- The problem:
Filter out everything except lines holding "this".

- Dataset records:
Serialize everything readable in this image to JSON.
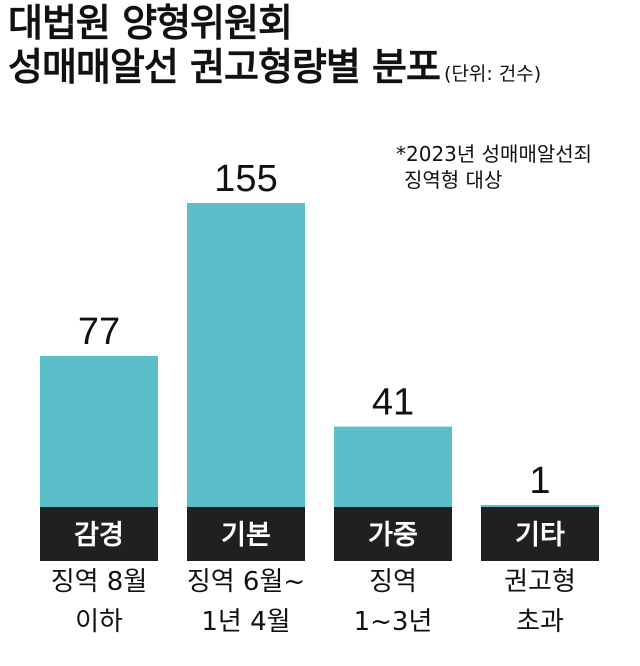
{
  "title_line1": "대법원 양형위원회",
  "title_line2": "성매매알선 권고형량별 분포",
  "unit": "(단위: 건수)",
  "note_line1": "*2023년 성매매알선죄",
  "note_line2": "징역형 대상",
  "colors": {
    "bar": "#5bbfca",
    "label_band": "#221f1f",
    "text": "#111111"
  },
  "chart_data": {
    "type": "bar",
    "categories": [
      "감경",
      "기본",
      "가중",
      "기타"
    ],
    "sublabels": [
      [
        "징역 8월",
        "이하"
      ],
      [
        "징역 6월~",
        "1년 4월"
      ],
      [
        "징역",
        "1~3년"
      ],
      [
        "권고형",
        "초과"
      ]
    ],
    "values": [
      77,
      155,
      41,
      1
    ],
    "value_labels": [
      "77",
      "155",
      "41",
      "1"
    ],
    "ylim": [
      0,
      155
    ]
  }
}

--

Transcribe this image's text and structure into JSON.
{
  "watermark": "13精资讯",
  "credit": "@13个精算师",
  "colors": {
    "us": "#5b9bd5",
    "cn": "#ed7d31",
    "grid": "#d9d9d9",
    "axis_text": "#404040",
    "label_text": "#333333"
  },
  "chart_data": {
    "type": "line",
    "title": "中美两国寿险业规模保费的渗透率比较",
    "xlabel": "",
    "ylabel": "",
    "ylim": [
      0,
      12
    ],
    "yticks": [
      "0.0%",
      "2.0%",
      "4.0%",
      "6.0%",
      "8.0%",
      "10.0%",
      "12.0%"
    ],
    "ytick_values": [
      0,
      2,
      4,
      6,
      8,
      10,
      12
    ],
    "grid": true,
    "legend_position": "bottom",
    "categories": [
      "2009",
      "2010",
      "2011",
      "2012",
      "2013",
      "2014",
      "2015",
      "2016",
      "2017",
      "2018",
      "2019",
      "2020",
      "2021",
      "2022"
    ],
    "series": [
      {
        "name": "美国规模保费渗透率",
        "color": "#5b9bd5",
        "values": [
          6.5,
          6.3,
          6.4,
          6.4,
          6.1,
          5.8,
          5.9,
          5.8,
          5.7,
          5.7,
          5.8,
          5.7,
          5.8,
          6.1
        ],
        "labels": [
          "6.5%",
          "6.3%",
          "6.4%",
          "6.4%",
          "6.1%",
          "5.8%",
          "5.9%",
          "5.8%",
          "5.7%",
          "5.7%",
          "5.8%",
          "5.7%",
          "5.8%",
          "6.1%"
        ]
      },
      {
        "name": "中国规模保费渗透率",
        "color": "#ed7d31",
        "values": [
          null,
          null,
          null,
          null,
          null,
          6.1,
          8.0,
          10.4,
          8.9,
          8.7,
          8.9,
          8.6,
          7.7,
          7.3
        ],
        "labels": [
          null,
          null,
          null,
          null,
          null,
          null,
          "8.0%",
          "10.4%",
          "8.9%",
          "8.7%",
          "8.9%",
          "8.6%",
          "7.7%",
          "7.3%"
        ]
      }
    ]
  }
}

- Exercise result:
Serialize everything readable in this image to JSON.
Transcribe this image's text and structure into JSON.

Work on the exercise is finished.